Work to complete :: Copy the rows word for word, from the very first line down through the line that contains "date-label: 2 Aug 2019 (292, 555, 344, 565)", and include that line.

Records for the exercise ::
● ● ● ● ●
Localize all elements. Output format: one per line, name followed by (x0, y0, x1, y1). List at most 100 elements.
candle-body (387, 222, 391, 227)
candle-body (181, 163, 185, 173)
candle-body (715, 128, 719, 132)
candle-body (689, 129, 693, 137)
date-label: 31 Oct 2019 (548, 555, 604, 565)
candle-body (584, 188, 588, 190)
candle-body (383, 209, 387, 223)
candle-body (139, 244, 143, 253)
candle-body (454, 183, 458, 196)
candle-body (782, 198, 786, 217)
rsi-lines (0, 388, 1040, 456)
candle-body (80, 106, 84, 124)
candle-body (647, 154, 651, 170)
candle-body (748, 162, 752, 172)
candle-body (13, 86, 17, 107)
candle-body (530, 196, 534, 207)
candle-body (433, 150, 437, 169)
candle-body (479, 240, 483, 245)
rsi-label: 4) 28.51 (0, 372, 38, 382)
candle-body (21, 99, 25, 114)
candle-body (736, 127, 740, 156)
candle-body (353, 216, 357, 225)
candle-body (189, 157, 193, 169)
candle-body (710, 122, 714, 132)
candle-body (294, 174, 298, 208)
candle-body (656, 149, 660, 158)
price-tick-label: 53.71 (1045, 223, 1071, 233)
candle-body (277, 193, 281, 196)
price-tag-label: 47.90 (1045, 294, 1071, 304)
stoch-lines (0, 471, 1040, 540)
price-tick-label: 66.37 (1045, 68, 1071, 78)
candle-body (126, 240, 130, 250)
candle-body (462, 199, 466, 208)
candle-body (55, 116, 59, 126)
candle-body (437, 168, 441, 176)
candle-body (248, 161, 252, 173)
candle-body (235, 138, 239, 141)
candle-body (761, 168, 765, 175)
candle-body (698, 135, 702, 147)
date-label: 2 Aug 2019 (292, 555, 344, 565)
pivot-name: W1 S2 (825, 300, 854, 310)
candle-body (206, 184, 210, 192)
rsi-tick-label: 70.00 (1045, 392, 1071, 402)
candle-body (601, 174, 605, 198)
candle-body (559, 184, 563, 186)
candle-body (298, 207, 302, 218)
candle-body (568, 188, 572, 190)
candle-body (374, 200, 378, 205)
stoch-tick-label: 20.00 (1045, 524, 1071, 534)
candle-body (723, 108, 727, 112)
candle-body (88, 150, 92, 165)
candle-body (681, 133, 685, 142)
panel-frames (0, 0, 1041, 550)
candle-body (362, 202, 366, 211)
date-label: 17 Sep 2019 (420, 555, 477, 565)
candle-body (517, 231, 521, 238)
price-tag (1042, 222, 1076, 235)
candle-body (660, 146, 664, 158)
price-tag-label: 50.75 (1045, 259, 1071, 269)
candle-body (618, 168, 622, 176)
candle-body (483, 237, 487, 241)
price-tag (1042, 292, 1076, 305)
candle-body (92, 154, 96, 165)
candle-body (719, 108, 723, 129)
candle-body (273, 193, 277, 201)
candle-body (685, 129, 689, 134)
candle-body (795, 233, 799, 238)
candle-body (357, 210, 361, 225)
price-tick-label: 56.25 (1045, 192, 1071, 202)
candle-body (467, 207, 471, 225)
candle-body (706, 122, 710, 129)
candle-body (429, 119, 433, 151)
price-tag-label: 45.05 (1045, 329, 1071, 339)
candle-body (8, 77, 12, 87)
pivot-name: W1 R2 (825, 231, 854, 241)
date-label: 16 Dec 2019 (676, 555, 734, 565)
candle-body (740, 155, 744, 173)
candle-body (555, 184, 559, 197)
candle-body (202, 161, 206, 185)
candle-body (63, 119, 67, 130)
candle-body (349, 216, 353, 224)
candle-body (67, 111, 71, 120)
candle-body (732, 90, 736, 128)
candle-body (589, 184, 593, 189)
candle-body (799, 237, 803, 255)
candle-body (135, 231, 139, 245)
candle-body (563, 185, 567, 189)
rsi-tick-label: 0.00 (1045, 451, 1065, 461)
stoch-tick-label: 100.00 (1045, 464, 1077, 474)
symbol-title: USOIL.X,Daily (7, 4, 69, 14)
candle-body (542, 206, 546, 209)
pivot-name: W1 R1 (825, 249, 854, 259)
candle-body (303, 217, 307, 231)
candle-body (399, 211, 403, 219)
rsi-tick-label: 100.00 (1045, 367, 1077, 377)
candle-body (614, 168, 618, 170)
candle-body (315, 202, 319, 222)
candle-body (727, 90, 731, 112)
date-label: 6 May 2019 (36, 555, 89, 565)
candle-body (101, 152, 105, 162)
● ● ● ● ●
The completed task ::
Localize all elements. Output format: one per line, name followed by (x0, y0, x1, y1). List at most 100 elements.
candle-body (387, 222, 391, 227)
candle-body (181, 163, 185, 173)
candle-body (715, 128, 719, 132)
candle-body (689, 129, 693, 137)
date-label: 31 Oct 2019 (548, 555, 604, 565)
candle-body (584, 188, 588, 190)
candle-body (383, 209, 387, 223)
candle-body (139, 244, 143, 253)
candle-body (454, 183, 458, 196)
candle-body (782, 198, 786, 217)
rsi-lines (0, 388, 1040, 456)
candle-body (80, 106, 84, 124)
candle-body (647, 154, 651, 170)
candle-body (748, 162, 752, 172)
candle-body (13, 86, 17, 107)
candle-body (530, 196, 534, 207)
candle-body (433, 150, 437, 169)
candle-body (479, 240, 483, 245)
rsi-label: 4) 28.51 (0, 372, 38, 382)
candle-body (21, 99, 25, 114)
candle-body (736, 127, 740, 156)
candle-body (353, 216, 357, 225)
candle-body (189, 157, 193, 169)
candle-body (710, 122, 714, 132)
candle-body (294, 174, 298, 208)
candle-body (656, 149, 660, 158)
price-tick-label: 53.71 (1045, 223, 1071, 233)
candle-body (277, 193, 281, 196)
price-tag-label: 47.90 (1045, 294, 1071, 304)
stoch-lines (0, 471, 1040, 540)
price-tick-label: 66.37 (1045, 68, 1071, 78)
candle-body (126, 240, 130, 250)
candle-body (462, 199, 466, 208)
candle-body (55, 116, 59, 126)
candle-body (437, 168, 441, 176)
candle-body (248, 161, 252, 173)
candle-body (235, 138, 239, 141)
candle-body (761, 168, 765, 175)
candle-body (698, 135, 702, 147)
date-label: 2 Aug 2019 (292, 555, 344, 565)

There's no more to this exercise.